Task goal:
Find every line in the records below that holds the word "我要与你", and copy it out.

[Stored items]
= = = = = = =

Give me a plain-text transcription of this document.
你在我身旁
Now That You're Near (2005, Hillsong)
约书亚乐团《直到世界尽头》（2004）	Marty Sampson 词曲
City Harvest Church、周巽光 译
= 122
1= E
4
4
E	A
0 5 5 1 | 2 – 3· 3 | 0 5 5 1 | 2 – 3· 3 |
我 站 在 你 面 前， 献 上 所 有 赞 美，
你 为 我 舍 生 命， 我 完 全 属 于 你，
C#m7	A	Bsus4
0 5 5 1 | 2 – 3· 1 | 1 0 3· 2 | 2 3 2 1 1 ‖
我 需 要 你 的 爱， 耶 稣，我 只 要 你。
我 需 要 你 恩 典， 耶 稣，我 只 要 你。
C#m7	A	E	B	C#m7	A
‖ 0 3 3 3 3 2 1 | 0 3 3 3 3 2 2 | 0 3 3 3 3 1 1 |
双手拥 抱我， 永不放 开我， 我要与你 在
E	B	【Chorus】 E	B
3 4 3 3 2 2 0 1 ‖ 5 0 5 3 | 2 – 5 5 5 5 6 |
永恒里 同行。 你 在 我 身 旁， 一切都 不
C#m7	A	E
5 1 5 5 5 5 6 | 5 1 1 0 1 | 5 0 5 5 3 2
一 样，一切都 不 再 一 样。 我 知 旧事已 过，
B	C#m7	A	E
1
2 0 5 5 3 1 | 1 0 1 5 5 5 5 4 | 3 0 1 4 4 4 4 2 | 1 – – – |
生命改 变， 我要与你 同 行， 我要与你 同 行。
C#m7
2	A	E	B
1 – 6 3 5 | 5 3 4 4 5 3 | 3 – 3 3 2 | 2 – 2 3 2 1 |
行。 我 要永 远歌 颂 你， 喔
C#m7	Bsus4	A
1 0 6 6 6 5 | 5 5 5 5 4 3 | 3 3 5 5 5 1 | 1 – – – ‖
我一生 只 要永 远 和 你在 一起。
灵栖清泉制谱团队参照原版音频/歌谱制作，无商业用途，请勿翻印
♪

= = = = = = =

Response to the task:
双手拥 抱我， 永不放 开我， 我要与你 在
生命改 变， 我要与你 同 行， 我要与你 同 行。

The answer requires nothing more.